• Stated goal a: In the listing, substitute "notification-icon" for "bell-icon" and give back everything from the first line down to the line containing "264, 1160, 293]", with nothing else changed.

• Text:
****************************************

Your post only serves to make a New Car Salesmen job easier and more comforting. The only purpose this serves is to help your buddies who rip people off. I simply tell the dealer I want below invoice price and that is it.
I will not pay MSRP or dealer mark-up. Dealer’s get kick backs(1,500 to 5,000) from Mfg. so to sell at or below invoice is still profitable for the dealer.
I have purchased more than 4 vehicles at or below invoice in the past 20 years.
My advice on buying a new car-DON’T
You are losing thousands of dollars just driving it off the lot. It’s all about getting you hooked on the latest new model just like a drug. How many times have you bought than new car to only a few months later see the new model come out and pass you by. Then you think-I should have waited and bought that one. It never ends. Its how they hook you like a drug. Cars are like furniture a huge depreciating item. My advice, find a good used one one or two years old with few miles. Let the other guy take the hit in the shorts. If you do insist on theat new model send me a check for the loss after drving it off the lot. I’ll be happy to oblige you. I’ve know many car sales people over the years and they tell me most really can’t afford the new car. But dealers will be happy to put you in one. It’s a big tax on their budget due to how much these little gems cost now even with 0% financing. .
This is very Helpful am going to look for a new car this year.

****************************************

• Records for the task:
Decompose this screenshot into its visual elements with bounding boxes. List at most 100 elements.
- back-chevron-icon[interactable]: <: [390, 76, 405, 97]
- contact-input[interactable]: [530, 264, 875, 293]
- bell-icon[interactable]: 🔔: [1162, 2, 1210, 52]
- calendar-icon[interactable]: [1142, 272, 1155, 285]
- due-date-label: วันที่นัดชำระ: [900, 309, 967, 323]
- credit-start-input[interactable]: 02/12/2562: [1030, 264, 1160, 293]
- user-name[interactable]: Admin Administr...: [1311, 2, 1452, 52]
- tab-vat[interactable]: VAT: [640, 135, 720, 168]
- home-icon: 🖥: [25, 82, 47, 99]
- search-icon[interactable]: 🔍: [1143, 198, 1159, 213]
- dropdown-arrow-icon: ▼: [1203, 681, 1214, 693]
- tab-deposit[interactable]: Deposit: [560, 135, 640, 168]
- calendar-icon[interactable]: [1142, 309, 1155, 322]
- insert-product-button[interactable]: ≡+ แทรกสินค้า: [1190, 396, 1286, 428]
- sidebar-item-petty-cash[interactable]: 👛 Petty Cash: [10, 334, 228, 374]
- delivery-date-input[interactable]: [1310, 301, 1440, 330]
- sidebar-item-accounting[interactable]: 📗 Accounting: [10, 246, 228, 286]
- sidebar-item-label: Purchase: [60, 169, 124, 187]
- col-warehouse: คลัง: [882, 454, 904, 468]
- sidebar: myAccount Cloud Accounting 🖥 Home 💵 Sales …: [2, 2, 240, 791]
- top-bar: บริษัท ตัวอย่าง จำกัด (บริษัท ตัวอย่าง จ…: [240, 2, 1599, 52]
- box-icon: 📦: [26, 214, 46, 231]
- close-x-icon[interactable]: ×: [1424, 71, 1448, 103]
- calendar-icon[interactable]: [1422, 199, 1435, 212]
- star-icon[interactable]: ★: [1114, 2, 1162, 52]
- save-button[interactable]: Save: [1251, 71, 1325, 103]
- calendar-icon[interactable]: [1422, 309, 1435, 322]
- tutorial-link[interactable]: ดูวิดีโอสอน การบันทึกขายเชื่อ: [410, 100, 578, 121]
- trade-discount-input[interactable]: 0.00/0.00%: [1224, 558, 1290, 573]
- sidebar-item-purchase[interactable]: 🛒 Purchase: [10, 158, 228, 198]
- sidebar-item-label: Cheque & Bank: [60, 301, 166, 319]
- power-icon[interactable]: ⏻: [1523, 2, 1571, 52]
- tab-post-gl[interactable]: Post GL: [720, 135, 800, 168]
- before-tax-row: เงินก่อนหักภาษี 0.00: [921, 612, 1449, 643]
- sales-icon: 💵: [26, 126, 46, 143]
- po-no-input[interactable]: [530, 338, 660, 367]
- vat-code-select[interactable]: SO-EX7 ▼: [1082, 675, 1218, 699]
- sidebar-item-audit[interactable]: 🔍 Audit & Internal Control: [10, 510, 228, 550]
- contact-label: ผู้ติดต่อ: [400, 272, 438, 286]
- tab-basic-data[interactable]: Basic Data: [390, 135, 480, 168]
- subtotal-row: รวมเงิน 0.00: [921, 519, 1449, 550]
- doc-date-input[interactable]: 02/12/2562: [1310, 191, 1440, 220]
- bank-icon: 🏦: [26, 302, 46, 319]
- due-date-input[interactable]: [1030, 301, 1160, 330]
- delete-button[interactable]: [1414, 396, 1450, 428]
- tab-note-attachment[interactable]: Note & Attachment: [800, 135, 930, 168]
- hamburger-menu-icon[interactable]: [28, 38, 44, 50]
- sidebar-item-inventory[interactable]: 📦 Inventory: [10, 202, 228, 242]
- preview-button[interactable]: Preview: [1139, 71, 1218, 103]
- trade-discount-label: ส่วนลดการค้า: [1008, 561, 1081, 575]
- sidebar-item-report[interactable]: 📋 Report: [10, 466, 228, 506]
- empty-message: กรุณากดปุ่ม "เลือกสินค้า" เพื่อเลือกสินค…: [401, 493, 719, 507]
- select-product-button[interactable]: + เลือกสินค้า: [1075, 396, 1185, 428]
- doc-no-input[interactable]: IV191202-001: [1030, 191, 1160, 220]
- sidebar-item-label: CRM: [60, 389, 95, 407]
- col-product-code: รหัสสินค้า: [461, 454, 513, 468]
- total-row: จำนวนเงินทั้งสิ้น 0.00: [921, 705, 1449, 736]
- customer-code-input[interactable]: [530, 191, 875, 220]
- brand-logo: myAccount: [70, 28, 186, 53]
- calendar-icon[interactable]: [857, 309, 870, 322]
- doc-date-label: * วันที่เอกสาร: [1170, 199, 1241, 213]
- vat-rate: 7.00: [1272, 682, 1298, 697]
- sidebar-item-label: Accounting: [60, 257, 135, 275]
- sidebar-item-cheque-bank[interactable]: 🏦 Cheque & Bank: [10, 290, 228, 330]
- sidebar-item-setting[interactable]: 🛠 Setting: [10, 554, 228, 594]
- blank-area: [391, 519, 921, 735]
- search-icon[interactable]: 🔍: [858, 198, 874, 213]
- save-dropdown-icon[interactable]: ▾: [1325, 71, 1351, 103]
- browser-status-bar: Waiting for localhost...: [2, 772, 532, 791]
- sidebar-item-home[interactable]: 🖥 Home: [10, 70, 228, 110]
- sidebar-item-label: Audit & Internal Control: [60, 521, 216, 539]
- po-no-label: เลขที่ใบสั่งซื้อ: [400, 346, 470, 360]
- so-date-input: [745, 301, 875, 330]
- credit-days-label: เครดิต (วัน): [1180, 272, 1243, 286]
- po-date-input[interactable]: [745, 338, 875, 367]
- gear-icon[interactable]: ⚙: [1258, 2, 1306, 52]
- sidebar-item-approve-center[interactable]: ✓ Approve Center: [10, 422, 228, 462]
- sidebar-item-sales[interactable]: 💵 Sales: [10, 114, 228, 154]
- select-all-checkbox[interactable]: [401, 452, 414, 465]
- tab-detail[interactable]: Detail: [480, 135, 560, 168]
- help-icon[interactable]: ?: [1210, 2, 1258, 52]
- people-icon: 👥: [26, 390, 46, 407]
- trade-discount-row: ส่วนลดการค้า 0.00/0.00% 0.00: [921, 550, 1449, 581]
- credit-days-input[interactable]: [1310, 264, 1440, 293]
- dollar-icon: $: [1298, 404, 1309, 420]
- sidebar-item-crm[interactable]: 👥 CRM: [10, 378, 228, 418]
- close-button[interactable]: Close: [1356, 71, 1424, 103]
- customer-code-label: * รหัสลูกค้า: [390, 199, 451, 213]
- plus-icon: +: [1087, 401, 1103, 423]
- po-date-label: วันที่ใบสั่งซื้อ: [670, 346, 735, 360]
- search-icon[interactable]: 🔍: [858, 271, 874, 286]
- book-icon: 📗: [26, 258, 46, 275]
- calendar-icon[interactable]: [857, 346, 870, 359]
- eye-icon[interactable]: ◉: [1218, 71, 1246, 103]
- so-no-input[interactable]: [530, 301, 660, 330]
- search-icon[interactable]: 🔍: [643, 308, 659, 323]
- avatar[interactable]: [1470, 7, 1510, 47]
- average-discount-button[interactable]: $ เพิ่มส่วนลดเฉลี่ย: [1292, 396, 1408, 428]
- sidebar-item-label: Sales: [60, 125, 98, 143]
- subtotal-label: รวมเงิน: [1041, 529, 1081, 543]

****************************************

• Stated goal b:
Answer these questions from the comment on buying new cars:
(i) What range of kickbacks does the writer say dealers get from manufacturers?
(ii) How many vehicles has the writer bought at or below invoice in the past 20 years?
(iii) What kind of used car does the writer advise finding?

• Full output a:
Decompose this screenshot into its visual elements with bounding boxes. List at most 100 elements.
- back-chevron-icon[interactable]: <: [390, 76, 405, 97]
- contact-input[interactable]: [530, 264, 875, 293]
- notification-icon[interactable]: 🔔: [1162, 2, 1210, 52]
- calendar-icon[interactable]: [1142, 272, 1155, 285]
- due-date-label: วันที่นัดชำระ: [900, 309, 967, 323]
- credit-start-input[interactable]: 02/12/2562: [1030, 264, 1160, 293]

• Full output b:
(i) 1,500 to 5,000.
(ii) More than 4.
(iii) A good one, one or two years old, with few miles.